Stated problem -
Go through the material below and copy all lines with "Registry".

[Collected data entries]
**********

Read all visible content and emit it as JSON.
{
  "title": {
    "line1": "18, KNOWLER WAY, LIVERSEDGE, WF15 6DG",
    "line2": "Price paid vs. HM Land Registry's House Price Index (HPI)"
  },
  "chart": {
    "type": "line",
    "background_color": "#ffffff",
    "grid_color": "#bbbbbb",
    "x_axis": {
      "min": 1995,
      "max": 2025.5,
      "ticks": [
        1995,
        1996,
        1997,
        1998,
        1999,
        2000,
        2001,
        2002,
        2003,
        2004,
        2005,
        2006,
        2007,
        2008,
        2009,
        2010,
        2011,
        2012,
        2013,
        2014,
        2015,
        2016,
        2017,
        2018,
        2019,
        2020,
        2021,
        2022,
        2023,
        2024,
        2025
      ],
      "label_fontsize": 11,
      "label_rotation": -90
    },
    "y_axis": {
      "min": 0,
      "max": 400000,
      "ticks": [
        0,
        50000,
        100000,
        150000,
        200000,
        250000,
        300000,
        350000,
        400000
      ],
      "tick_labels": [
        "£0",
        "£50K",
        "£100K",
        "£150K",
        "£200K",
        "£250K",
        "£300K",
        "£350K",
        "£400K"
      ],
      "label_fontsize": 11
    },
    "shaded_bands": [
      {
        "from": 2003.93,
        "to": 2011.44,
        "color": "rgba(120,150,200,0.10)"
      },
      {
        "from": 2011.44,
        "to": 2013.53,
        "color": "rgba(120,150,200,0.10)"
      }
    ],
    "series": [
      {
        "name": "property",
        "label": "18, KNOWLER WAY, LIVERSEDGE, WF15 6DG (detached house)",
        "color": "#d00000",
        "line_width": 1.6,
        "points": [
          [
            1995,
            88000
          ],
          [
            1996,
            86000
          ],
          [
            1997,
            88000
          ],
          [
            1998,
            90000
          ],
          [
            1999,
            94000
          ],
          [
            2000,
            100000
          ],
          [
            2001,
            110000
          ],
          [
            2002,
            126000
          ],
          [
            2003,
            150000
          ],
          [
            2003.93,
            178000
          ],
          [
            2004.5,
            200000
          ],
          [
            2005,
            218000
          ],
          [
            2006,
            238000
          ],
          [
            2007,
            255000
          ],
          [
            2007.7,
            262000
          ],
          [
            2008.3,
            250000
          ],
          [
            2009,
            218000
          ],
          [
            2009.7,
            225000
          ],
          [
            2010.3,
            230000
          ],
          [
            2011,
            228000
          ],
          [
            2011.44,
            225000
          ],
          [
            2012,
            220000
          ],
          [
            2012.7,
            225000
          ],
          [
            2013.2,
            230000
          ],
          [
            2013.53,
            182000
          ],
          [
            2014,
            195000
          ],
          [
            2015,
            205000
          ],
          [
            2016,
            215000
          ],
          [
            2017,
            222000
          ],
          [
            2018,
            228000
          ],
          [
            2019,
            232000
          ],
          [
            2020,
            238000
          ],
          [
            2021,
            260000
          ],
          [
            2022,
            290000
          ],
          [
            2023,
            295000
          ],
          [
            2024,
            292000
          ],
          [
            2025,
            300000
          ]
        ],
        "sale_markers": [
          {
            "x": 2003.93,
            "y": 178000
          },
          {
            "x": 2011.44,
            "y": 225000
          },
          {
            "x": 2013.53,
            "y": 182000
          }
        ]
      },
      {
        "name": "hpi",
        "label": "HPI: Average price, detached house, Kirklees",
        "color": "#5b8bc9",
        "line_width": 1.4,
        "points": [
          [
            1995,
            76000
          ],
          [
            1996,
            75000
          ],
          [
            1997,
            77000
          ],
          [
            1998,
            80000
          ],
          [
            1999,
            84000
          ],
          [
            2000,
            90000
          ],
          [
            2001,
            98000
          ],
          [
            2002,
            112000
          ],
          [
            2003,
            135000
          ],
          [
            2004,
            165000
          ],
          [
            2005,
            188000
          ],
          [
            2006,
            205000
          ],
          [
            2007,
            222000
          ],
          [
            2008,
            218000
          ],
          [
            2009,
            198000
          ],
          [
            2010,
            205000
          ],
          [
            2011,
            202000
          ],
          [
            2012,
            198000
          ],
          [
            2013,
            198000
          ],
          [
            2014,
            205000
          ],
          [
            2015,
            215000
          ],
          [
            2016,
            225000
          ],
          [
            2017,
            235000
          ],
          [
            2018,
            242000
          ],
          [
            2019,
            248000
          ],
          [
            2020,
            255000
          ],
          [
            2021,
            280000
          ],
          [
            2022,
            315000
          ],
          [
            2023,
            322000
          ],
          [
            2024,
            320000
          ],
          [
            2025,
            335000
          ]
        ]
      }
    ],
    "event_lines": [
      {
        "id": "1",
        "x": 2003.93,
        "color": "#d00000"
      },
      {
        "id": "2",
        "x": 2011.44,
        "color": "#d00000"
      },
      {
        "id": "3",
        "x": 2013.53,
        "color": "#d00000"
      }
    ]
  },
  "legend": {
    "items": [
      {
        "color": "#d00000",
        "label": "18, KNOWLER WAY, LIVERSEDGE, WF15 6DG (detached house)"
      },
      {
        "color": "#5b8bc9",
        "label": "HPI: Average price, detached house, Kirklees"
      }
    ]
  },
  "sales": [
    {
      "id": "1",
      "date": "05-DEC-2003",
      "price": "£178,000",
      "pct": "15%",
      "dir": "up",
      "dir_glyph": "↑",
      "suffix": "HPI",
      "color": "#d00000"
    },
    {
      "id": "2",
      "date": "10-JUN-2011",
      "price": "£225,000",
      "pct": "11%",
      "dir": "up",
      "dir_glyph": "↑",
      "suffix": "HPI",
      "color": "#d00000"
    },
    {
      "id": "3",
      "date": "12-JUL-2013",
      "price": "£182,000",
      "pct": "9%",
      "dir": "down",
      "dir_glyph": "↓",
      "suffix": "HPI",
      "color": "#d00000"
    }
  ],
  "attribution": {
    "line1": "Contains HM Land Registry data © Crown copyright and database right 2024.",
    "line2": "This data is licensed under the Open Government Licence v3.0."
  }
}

**********

Finished task -
    "line2": "Price paid vs. HM Land Registry's House Price Index (HPI)"
    "line1": "Contains HM Land Registry data © Crown copyright and database right 2024.",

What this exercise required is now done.